>> Begin Page extract

On Wed, 2 Oct 2002, Peter Samuelson wrote:

> Almost all kernel makefiles have to include $(TOPDIR)/Rules.make
> explicitly.  3/4 of the time, this is done at the end of the file.
> This patch lets you omit the include line in that case.  (You still to
> include Rules.make explicitly if you have special make rules.)

I've been thinking about doing something like this a couple of times. The 
reasons I didn't actually do it yet was that include $(TOPDIR)/Rules.make 
was kind of a separator between automatically handled stuff and additional 
hand-made rules for special cases.

This distinction becomes a little more obvious with separate src/objdir or
another patch I'm about to send, i.e. not really descending during the
recursive make. If you pass what you want to be done in variables to
Rules.make, you have a chance to manipulate this vars, e.g. adding proper
src / obj paths. However, if you explicitly write a rule into a Makefile,
Rules.make has no way to fix up paths or anything. That's why for the
latter, you have to use $(src) / $(obj) explicitly, and to avoid confusion
where these prefixes are necessary and where it's not, the split is kinda
helpful, I think.

>> End Page extract

**Written problem A**
Copy the message about Rules.make word for word, in full.

>> Begin Data provided

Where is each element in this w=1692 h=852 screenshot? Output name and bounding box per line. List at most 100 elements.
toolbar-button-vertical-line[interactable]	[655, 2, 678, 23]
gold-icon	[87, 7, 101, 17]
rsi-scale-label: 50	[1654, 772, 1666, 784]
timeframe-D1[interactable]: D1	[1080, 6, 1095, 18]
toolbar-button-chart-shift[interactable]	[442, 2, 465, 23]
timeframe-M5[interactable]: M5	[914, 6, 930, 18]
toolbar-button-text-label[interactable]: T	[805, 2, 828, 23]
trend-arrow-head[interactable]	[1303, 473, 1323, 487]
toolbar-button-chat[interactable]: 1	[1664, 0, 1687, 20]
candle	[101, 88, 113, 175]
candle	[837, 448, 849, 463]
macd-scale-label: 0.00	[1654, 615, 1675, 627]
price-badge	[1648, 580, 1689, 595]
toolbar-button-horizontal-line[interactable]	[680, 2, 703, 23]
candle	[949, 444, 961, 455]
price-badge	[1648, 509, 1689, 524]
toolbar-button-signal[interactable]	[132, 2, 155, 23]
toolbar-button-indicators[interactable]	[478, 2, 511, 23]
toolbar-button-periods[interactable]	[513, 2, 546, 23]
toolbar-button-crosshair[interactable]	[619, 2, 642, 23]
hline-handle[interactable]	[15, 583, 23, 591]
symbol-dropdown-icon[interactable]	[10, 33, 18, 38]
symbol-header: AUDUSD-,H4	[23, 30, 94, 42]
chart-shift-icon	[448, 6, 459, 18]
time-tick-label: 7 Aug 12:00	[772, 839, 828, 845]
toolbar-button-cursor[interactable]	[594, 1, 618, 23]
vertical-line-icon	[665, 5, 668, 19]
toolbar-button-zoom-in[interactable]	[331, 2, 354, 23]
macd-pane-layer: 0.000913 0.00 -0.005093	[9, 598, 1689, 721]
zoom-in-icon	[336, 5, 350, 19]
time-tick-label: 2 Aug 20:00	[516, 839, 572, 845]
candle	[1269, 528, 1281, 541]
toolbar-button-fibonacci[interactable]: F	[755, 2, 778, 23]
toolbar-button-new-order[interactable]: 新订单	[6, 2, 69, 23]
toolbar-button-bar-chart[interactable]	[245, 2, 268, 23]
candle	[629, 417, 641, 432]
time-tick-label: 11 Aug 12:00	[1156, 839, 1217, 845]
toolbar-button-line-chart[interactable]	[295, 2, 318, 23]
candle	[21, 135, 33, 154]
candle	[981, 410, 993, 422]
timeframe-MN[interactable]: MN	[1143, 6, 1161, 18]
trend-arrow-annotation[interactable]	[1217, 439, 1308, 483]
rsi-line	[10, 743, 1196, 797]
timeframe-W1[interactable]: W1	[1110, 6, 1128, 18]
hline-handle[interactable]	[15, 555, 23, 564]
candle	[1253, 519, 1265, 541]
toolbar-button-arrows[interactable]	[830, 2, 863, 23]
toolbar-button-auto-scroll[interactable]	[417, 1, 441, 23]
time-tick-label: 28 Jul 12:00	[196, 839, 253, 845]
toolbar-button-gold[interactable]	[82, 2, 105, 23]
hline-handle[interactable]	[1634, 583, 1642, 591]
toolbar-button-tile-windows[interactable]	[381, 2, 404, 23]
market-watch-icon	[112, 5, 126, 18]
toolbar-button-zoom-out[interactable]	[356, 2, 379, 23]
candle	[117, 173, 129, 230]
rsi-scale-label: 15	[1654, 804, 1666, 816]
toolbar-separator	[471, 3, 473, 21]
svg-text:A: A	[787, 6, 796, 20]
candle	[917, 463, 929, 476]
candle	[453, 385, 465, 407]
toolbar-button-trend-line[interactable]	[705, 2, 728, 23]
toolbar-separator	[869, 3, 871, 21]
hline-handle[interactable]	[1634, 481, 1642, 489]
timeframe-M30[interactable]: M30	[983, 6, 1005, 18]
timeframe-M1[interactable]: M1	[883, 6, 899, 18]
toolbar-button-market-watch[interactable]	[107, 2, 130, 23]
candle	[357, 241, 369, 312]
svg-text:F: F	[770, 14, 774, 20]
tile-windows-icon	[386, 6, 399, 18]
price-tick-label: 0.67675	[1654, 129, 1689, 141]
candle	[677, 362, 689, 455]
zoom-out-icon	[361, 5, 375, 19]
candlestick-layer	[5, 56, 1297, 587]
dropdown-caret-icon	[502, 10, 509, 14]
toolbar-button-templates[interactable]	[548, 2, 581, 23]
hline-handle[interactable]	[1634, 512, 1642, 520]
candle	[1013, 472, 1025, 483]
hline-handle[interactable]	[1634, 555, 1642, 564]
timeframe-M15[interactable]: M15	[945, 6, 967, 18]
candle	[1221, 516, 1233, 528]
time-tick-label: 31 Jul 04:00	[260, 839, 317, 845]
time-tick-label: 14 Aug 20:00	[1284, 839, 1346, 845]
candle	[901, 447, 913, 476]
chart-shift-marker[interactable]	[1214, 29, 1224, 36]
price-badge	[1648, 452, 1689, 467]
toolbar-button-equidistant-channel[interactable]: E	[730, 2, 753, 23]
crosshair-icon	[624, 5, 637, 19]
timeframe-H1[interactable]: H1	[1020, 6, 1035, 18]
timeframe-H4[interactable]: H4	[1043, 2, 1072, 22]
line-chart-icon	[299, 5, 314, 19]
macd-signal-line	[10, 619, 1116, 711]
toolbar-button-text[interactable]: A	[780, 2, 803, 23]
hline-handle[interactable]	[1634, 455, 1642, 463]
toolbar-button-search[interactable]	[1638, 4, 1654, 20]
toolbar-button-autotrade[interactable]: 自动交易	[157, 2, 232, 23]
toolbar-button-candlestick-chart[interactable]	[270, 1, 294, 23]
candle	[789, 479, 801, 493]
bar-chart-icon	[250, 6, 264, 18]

>> End Data provided

**Written problem B**
Rewrite the records from their first line through the line containing "6, 1161, 18]", putting "price-tag" wherever "price-badge" appears and leaving everything else unchanged.

**Written response A**
On Wed, 2 Oct 2002, Peter Samuelson wrote:

> Almost all kernel makefiles have to include $(TOPDIR)/Rules.make
> explicitly.  3/4 of the time, this is done at the end of the file.
> This patch lets you omit the include line in that case.  (You still to
> include Rules.make explicitly if you have special make rules.)

I've been thinking about doing something like this a couple of times. The 
reasons I didn't actually do it yet was that include $(TOPDIR)/Rules.make 
was kind of a separator between automatically handled stuff and additional 
hand-made rules for special cases.

This distinction becomes a little more obvious with separate src/objdir or
another patch I'm about to send, i.e. not really descending during the
recursive make. If you pass what you want to be done in variables to
Rules.make, you have a chance to manipulate this vars, e.g. adding proper
src / obj paths. However, if you explicitly write a rule into a Makefile,
Rules.make has no way to fix up paths or anything. That's why for the
latter, you have to use $(src) / $(obj) explicitly, and to avoid confusion
where these prefixes are necessary and where it's not, the split is kinda
helpful, I think.

**Written response B**
Where is each element in this w=1692 h=852 screenshot? Output name and bounding box per line. List at most 100 elements.
toolbar-button-vertical-line[interactable]	[655, 2, 678, 23]
gold-icon	[87, 7, 101, 17]
rsi-scale-label: 50	[1654, 772, 1666, 784]
timeframe-D1[interactable]: D1	[1080, 6, 1095, 18]
toolbar-button-chart-shift[interactable]	[442, 2, 465, 23]
timeframe-M5[interactable]: M5	[914, 6, 930, 18]
toolbar-button-text-label[interactable]: T	[805, 2, 828, 23]
trend-arrow-head[interactable]	[1303, 473, 1323, 487]
toolbar-button-chat[interactable]: 1	[1664, 0, 1687, 20]
candle	[101, 88, 113, 175]
candle	[837, 448, 849, 463]
macd-scale-label: 0.00	[1654, 615, 1675, 627]
price-tag	[1648, 580, 1689, 595]
toolbar-button-horizontal-line[interactable]	[680, 2, 703, 23]
candle	[949, 444, 961, 455]
price-tag	[1648, 509, 1689, 524]
toolbar-button-signal[interactable]	[132, 2, 155, 23]
toolbar-button-indicators[interactable]	[478, 2, 511, 23]
toolbar-button-periods[interactable]	[513, 2, 546, 23]
toolbar-button-crosshair[interactable]	[619, 2, 642, 23]
hline-handle[interactable]	[15, 583, 23, 591]
symbol-dropdown-icon[interactable]	[10, 33, 18, 38]
symbol-header: AUDUSD-,H4	[23, 30, 94, 42]
chart-shift-icon	[448, 6, 459, 18]
time-tick-label: 7 Aug 12:00	[772, 839, 828, 845]
toolbar-button-cursor[interactable]	[594, 1, 618, 23]
vertical-line-icon	[665, 5, 668, 19]
toolbar-button-zoom-in[interactable]	[331, 2, 354, 23]
macd-pane-layer: 0.000913 0.00 -0.005093	[9, 598, 1689, 721]
zoom-in-icon	[336, 5, 350, 19]
time-tick-label: 2 Aug 20:00	[516, 839, 572, 845]
candle	[1269, 528, 1281, 541]
toolbar-button-fibonacci[interactable]: F	[755, 2, 778, 23]
toolbar-button-new-order[interactable]: 新订单	[6, 2, 69, 23]
toolbar-button-bar-chart[interactable]	[245, 2, 268, 23]
candle	[629, 417, 641, 432]
time-tick-label: 11 Aug 12:00	[1156, 839, 1217, 845]
toolbar-button-line-chart[interactable]	[295, 2, 318, 23]
candle	[21, 135, 33, 154]
candle	[981, 410, 993, 422]
timeframe-MN[interactable]: MN	[1143, 6, 1161, 18]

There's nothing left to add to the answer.